• _GIVEN PROBLEM_
In the entries that follow, how many lines hold the string "Default"? Give only that number.

• _Stored items_
§
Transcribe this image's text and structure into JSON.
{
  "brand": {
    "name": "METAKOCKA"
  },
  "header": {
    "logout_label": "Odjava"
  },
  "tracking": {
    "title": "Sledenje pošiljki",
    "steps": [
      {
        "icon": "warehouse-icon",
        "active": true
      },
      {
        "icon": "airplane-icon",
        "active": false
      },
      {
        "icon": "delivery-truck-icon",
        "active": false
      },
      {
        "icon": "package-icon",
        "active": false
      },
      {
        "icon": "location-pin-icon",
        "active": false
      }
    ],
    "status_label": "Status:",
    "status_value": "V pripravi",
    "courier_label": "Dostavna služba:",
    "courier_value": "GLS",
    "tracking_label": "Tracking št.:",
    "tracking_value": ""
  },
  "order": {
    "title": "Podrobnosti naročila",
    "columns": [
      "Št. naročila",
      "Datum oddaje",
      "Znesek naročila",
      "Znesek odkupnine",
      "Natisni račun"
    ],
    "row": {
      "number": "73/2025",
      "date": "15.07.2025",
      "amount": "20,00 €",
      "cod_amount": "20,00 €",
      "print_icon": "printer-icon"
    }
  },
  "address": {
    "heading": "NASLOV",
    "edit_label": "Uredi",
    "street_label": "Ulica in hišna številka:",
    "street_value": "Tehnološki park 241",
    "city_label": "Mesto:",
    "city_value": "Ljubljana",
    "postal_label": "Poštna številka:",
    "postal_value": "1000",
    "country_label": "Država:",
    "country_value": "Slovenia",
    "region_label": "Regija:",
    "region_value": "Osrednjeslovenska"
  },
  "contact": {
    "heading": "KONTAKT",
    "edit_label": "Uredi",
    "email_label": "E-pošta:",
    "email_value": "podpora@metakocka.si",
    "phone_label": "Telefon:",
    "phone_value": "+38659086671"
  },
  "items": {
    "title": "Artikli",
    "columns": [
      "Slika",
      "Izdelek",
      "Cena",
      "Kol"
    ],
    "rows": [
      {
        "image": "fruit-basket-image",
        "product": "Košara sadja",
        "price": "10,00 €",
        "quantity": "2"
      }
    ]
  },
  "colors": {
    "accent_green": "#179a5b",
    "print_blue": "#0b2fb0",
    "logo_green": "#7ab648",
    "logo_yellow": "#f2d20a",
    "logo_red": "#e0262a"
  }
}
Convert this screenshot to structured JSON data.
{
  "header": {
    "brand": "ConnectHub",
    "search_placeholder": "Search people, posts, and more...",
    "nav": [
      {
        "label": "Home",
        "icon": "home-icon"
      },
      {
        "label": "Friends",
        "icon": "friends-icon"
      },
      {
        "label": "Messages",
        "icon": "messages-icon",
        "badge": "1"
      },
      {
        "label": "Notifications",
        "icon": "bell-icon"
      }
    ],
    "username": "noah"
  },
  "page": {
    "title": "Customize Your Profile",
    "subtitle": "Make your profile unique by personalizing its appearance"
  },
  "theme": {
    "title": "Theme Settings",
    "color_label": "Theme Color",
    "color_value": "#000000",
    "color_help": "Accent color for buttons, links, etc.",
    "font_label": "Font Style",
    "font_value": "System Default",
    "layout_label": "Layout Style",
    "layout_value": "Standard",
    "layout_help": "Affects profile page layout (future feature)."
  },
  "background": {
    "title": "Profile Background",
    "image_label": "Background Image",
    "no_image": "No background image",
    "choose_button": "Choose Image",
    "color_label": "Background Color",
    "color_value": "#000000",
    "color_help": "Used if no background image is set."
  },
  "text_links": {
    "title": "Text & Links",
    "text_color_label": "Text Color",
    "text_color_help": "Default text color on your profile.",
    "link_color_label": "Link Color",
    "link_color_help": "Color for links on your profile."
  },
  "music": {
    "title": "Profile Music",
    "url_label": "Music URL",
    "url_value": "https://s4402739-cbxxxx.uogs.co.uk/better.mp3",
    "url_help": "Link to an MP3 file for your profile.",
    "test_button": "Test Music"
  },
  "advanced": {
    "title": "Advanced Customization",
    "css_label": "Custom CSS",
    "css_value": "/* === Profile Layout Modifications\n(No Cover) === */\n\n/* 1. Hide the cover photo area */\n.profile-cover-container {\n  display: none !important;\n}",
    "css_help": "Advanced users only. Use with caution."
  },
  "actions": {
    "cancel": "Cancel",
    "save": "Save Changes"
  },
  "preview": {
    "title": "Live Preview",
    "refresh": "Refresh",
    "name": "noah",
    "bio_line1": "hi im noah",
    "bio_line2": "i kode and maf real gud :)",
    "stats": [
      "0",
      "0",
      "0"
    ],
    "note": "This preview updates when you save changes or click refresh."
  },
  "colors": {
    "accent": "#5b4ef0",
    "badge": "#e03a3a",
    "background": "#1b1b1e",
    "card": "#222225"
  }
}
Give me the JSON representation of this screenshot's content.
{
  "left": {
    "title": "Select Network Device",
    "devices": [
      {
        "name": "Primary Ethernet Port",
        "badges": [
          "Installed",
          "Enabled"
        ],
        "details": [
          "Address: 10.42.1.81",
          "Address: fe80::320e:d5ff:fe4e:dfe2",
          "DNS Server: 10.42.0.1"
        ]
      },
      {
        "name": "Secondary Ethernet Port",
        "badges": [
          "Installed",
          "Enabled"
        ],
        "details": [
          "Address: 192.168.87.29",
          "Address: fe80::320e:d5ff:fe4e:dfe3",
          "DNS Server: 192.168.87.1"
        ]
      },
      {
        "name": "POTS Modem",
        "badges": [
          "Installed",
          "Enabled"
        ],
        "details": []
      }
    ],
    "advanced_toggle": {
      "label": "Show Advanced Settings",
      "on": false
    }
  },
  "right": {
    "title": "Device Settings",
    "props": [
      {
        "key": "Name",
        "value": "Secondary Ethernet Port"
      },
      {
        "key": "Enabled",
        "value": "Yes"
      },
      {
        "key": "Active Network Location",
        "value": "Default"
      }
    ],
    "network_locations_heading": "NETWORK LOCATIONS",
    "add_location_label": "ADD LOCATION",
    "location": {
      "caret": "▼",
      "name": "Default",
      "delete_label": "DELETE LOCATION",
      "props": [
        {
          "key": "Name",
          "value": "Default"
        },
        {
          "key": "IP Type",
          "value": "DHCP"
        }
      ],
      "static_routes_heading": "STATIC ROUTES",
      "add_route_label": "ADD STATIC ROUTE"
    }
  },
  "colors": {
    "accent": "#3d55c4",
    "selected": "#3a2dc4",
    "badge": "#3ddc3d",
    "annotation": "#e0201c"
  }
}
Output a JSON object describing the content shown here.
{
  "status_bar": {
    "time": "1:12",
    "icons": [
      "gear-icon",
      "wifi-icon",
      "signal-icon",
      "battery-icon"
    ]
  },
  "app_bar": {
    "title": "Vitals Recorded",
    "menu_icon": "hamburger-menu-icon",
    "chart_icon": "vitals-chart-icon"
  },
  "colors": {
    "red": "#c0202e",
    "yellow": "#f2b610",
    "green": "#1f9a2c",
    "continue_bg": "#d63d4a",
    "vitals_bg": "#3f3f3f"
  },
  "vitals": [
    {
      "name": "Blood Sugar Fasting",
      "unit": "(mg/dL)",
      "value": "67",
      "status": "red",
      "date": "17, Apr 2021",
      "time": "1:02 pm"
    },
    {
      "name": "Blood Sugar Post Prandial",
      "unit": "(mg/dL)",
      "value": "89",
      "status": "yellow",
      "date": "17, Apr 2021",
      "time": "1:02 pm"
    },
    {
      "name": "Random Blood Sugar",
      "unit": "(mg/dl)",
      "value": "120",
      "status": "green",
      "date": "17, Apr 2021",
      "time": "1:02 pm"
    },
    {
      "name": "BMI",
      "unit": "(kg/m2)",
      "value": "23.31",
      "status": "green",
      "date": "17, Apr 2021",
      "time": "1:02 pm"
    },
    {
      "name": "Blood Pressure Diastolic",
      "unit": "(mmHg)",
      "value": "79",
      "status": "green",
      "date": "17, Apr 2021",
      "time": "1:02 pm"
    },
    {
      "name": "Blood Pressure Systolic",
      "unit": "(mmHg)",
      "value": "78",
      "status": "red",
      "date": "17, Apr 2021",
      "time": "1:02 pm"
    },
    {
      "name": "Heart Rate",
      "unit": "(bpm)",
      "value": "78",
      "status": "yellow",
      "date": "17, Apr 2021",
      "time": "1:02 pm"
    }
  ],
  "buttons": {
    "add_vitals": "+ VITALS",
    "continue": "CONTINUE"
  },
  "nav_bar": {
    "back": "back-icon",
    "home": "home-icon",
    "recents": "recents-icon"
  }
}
§
• _REPLY TO THE EXERCISE_
5